--- Start ---

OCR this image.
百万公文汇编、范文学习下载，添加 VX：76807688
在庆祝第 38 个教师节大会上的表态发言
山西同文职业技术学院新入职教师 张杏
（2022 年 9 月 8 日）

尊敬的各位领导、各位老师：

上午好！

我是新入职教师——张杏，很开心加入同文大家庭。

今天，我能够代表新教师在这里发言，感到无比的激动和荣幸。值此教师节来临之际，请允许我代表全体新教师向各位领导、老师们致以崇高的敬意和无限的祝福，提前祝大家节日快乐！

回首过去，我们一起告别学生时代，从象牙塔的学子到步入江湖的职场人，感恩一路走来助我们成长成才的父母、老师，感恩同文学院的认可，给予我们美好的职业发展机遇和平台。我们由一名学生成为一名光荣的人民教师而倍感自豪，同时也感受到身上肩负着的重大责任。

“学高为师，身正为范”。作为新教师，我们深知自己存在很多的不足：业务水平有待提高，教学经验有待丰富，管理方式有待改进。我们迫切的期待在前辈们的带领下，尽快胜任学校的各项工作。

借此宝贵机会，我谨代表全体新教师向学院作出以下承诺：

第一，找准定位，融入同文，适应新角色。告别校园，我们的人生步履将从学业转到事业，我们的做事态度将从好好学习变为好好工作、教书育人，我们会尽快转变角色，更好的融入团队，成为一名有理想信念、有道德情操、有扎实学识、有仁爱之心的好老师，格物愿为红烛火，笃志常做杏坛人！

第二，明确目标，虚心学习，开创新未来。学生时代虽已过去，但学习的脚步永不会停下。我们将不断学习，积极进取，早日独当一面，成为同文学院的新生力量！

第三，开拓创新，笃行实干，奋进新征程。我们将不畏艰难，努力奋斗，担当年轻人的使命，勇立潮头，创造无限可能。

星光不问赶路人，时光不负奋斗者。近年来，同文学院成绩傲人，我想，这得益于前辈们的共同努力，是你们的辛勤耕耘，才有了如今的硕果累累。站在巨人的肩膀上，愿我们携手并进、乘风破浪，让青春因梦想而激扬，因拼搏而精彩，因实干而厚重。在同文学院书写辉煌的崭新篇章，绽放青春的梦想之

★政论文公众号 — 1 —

--- End ---

Task objective: Print the listing above in its entirety, with every line exact.

Response:
OCR this image.
百万公文汇编、范文学习下载，添加 VX：76807688
在庆祝第 38 个教师节大会上的表态发言
山西同文职业技术学院新入职教师 张杏
（2022 年 9 月 8 日）

尊敬的各位领导、各位老师：

上午好！

我是新入职教师——张杏，很开心加入同文大家庭。

今天，我能够代表新教师在这里发言，感到无比的激动和荣幸。值此教师节来临之际，请允许我代表全体新教师向各位领导、老师们致以崇高的敬意和无限的祝福，提前祝大家节日快乐！

回首过去，我们一起告别学生时代，从象牙塔的学子到步入江湖的职场人，感恩一路走来助我们成长成才的父母、老师，感恩同文学院的认可，给予我们美好的职业发展机遇和平台。我们由一名学生成为一名光荣的人民教师而倍感自豪，同时也感受到身上肩负着的重大责任。

“学高为师，身正为范”。作为新教师，我们深知自己存在很多的不足：业务水平有待提高，教学经验有待丰富，管理方式有待改进。我们迫切的期待在前辈们的带领下，尽快胜任学校的各项工作。

借此宝贵机会，我谨代表全体新教师向学院作出以下承诺：

第一，找准定位，融入同文，适应新角色。告别校园，我们的人生步履将从学业转到事业，我们的做事态度将从好好学习变为好好工作、教书育人，我们会尽快转变角色，更好的融入团队，成为一名有理想信念、有道德情操、有扎实学识、有仁爱之心的好老师，格物愿为红烛火，笃志常做杏坛人！

第二，明确目标，虚心学习，开创新未来。学生时代虽已过去，但学习的脚步永不会停下。我们将不断学习，积极进取，早日独当一面，成为同文学院的新生力量！

第三，开拓创新，笃行实干，奋进新征程。我们将不畏艰难，努力奋斗，担当年轻人的使命，勇立潮头，创造无限可能。

星光不问赶路人，时光不负奋斗者。近年来，同文学院成绩傲人，我想，这得益于前辈们的共同努力，是你们的辛勤耕耘，才有了如今的硕果累累。站在巨人的肩膀上，愿我们携手并进、乘风破浪，让青春因梦想而激扬，因拼搏而精彩，因实干而厚重。在同文学院书写辉煌的崭新篇章，绽放青春的梦想之

★政论文公众号 — 1 —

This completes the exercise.